**STATED GOAL**
Scan each line of the records for the word "Reservations" and extract the ones that have it.

━━━

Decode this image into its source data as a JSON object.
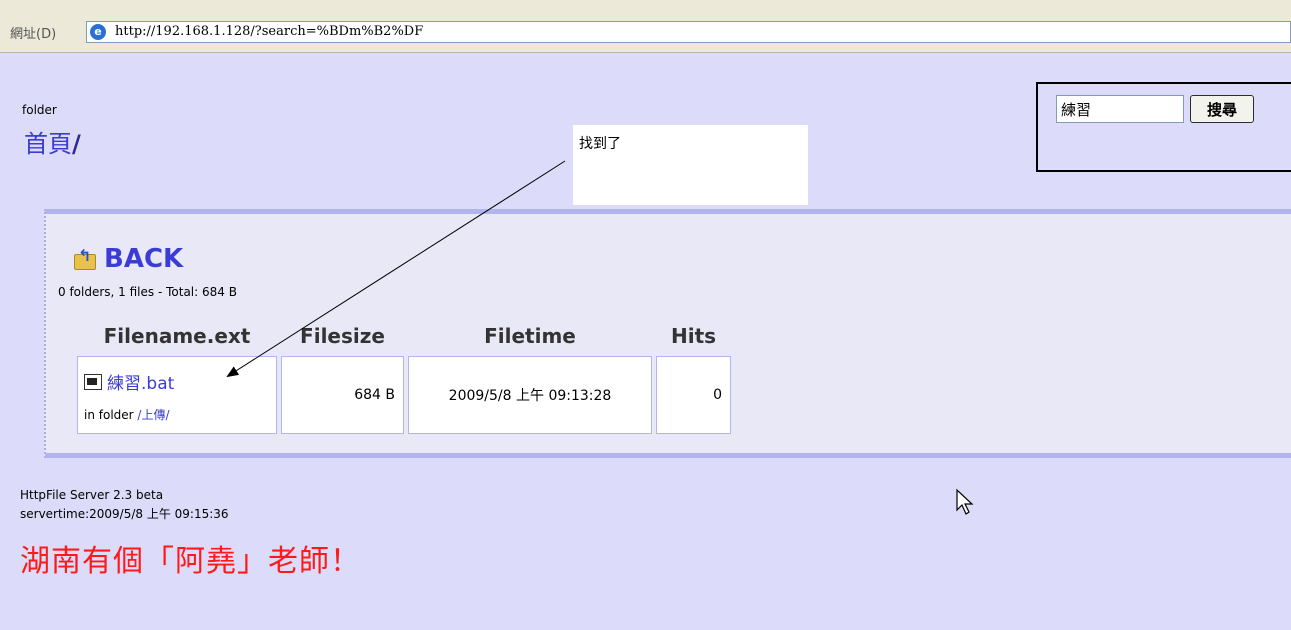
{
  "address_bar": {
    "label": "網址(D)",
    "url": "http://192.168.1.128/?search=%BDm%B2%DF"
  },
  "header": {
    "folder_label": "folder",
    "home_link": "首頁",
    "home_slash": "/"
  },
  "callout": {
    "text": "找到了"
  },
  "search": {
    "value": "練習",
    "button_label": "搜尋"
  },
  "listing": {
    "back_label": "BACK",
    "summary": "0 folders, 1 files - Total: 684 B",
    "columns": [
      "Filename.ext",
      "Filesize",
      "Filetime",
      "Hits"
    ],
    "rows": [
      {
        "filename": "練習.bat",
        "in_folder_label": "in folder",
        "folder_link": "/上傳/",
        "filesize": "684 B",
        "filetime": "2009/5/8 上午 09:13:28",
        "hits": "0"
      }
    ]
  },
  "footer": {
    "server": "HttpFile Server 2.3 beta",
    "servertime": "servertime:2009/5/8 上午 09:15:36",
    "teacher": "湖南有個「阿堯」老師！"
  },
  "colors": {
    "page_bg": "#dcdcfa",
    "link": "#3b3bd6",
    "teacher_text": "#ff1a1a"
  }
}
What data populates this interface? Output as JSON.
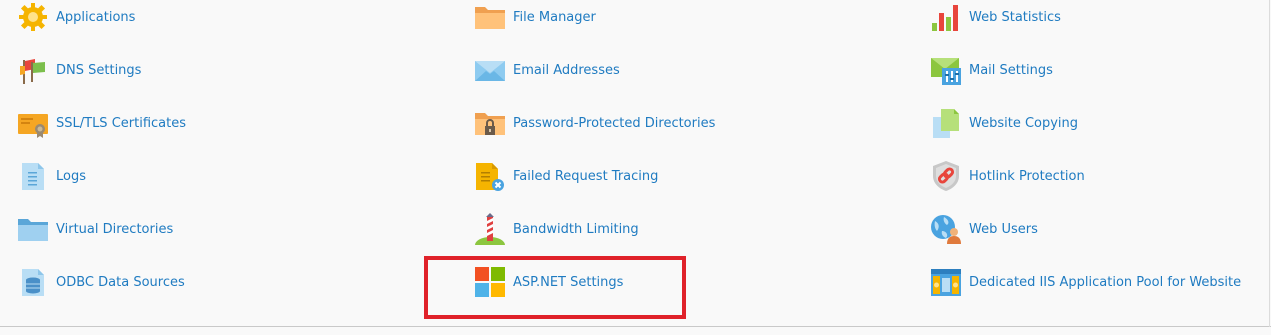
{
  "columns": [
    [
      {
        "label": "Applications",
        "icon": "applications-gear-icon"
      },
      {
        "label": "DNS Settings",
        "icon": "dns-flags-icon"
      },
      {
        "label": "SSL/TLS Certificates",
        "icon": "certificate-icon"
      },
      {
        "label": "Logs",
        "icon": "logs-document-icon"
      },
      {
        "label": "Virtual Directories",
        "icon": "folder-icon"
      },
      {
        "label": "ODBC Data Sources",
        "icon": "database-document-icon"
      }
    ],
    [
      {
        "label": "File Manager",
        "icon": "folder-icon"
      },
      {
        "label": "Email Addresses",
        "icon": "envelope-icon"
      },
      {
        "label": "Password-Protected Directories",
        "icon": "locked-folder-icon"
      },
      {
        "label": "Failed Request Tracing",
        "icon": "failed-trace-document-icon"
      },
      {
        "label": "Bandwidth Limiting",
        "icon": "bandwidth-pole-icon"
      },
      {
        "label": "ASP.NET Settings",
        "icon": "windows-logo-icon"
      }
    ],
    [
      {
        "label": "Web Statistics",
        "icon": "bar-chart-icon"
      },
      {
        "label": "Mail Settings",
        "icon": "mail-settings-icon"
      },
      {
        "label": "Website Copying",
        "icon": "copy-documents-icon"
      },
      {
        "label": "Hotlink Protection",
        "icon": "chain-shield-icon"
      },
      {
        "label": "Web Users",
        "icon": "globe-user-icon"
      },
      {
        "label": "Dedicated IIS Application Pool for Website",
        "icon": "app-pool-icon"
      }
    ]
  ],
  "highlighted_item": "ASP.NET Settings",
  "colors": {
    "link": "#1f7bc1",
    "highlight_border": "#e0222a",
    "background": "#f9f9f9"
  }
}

━━━

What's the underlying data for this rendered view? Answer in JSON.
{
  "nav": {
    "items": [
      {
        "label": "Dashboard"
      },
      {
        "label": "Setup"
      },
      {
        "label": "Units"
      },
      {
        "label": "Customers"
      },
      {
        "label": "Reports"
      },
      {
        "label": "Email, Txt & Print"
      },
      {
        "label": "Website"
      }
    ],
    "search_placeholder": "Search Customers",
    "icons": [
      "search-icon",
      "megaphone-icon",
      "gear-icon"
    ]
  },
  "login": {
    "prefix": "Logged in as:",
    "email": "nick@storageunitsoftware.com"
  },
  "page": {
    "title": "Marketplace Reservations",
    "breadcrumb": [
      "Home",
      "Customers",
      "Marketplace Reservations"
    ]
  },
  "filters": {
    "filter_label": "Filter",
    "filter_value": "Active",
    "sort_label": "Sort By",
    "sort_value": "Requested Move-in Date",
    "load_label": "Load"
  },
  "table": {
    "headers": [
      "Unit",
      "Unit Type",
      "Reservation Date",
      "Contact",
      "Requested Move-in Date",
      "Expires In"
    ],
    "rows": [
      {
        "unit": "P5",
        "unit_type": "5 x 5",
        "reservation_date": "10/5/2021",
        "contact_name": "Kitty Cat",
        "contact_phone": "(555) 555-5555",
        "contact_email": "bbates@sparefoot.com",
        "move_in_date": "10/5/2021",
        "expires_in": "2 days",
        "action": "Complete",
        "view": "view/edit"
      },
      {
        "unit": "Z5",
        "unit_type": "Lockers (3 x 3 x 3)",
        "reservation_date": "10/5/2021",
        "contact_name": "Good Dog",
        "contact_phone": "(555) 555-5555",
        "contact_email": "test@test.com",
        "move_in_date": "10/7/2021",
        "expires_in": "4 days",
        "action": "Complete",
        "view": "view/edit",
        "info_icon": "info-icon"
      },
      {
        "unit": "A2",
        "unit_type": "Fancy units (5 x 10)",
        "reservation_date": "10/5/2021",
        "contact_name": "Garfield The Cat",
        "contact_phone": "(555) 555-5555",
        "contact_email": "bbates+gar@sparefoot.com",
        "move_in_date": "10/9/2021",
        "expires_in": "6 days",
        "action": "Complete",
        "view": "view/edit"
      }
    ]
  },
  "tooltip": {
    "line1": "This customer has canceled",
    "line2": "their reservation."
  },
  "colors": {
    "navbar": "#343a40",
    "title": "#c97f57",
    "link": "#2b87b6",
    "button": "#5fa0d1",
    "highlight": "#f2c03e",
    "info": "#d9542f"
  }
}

━━━

**ANSWER IN FULL**
    "title": "Marketplace Reservations",
      "Marketplace Reservations"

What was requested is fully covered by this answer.